§ **Exercise materials**
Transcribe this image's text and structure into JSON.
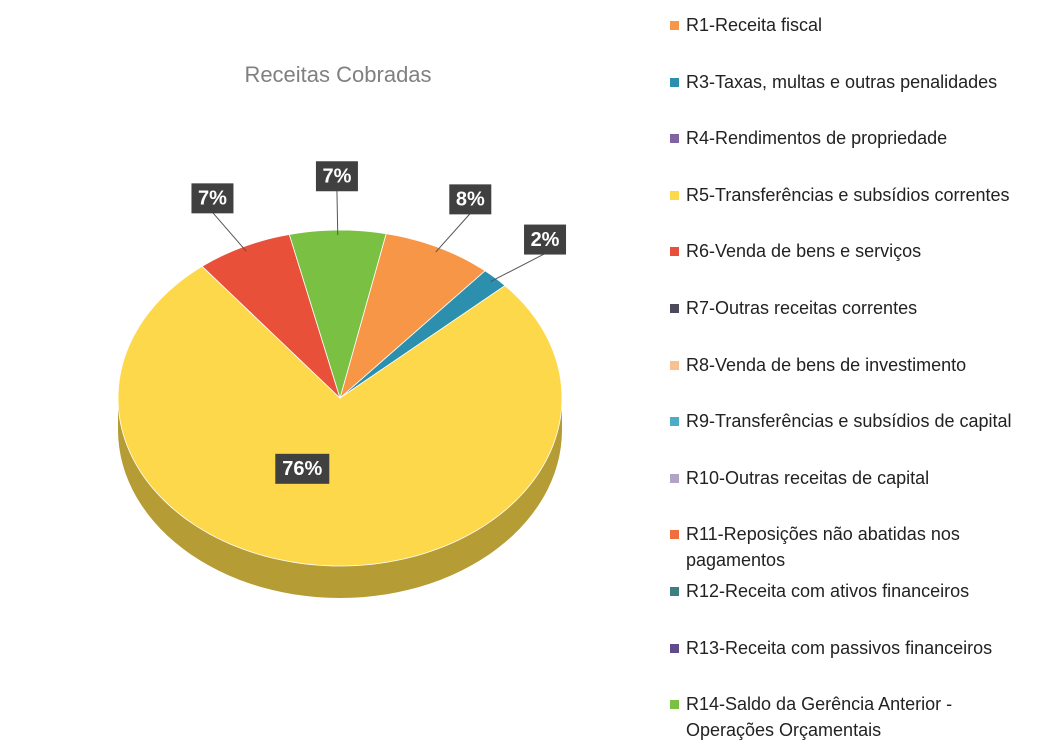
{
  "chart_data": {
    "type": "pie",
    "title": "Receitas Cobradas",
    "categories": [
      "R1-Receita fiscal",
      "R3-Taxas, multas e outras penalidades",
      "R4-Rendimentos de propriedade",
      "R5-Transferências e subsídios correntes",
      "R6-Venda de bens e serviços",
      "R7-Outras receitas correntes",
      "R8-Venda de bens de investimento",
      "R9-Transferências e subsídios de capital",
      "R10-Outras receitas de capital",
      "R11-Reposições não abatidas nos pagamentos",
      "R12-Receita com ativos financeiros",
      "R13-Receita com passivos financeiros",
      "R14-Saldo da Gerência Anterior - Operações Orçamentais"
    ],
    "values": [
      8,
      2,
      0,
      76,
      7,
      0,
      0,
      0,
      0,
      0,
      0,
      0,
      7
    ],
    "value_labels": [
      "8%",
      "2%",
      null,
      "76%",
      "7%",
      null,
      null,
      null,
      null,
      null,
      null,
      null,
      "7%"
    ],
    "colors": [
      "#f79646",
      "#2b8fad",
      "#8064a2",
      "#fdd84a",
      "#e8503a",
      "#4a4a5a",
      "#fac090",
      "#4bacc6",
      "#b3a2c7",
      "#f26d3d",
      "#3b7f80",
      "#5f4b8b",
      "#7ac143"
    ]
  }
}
...
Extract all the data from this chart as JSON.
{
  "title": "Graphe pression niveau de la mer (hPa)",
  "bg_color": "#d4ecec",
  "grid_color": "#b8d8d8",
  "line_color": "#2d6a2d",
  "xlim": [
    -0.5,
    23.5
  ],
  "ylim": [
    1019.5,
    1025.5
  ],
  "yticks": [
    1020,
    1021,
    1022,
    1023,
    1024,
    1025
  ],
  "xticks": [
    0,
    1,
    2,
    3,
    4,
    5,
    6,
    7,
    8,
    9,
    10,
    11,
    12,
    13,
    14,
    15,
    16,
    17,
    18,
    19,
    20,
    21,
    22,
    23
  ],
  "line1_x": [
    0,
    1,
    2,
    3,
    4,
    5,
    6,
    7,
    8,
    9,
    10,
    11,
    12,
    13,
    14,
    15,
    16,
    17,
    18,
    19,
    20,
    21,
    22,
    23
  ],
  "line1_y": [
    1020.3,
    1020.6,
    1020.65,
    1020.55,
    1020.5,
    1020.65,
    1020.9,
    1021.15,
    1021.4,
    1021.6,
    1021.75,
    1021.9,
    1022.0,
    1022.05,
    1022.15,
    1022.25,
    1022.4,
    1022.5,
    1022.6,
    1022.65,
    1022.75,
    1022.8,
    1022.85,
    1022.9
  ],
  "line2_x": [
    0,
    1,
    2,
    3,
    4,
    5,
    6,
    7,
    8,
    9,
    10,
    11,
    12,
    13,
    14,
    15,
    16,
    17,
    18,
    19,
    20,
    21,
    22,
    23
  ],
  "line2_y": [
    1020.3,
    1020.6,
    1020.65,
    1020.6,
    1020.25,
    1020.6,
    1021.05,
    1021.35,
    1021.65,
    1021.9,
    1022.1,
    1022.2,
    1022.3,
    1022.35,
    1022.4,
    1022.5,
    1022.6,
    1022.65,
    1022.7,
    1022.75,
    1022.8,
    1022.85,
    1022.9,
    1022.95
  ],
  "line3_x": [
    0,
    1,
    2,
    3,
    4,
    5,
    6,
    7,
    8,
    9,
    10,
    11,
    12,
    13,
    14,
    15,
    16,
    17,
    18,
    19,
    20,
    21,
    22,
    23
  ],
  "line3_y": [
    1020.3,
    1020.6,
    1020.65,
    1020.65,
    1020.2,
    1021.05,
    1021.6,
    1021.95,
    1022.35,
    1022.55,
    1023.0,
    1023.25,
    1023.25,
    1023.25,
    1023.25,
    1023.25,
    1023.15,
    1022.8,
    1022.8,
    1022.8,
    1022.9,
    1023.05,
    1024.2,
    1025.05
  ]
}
--
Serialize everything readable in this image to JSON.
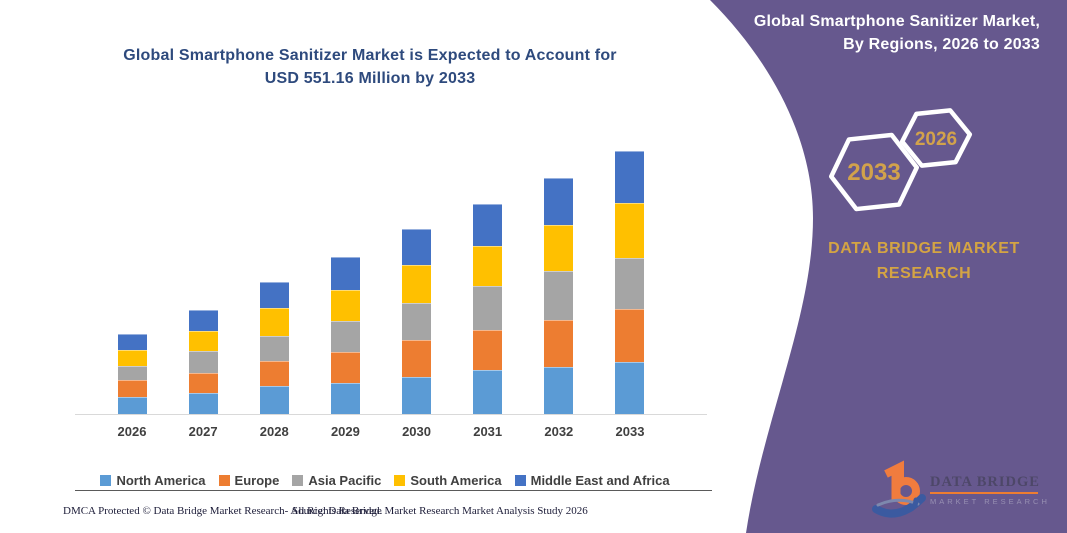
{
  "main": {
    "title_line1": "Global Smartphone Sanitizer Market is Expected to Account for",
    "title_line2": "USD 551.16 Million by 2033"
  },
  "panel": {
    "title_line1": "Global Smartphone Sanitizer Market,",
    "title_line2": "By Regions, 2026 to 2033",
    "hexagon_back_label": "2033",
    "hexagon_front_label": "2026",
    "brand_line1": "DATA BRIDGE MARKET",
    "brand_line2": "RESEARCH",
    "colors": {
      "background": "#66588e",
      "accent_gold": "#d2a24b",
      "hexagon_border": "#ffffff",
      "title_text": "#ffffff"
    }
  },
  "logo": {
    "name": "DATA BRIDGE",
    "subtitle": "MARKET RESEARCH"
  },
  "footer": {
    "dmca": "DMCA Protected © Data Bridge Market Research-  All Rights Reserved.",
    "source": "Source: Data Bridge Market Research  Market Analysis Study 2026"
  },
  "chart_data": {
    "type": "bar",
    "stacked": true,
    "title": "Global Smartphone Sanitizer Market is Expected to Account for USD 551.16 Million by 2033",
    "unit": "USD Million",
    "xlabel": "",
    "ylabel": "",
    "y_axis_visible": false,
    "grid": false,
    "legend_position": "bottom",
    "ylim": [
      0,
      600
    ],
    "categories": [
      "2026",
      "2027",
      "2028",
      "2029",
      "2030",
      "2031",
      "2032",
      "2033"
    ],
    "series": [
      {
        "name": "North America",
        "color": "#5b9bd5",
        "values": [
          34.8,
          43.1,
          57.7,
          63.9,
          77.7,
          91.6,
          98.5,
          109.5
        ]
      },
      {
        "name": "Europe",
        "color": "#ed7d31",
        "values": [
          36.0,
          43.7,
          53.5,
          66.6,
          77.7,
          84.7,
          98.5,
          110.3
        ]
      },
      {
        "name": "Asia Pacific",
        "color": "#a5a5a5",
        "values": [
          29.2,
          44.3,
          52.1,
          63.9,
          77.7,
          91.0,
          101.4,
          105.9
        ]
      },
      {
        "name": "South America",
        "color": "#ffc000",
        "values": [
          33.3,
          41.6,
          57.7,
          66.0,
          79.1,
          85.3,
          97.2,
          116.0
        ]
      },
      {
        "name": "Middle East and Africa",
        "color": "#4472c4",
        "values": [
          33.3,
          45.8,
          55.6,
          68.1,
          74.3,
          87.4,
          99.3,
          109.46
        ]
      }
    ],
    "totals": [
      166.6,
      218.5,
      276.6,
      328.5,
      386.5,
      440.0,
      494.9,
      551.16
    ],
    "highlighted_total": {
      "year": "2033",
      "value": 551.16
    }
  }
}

§ **Your instructions**
Return every line of the preceding records in which the word "correntes" appears.

§ **Task answer**
      "R5-Transferências e subsídios correntes",
      "R7-Outras receitas correntes",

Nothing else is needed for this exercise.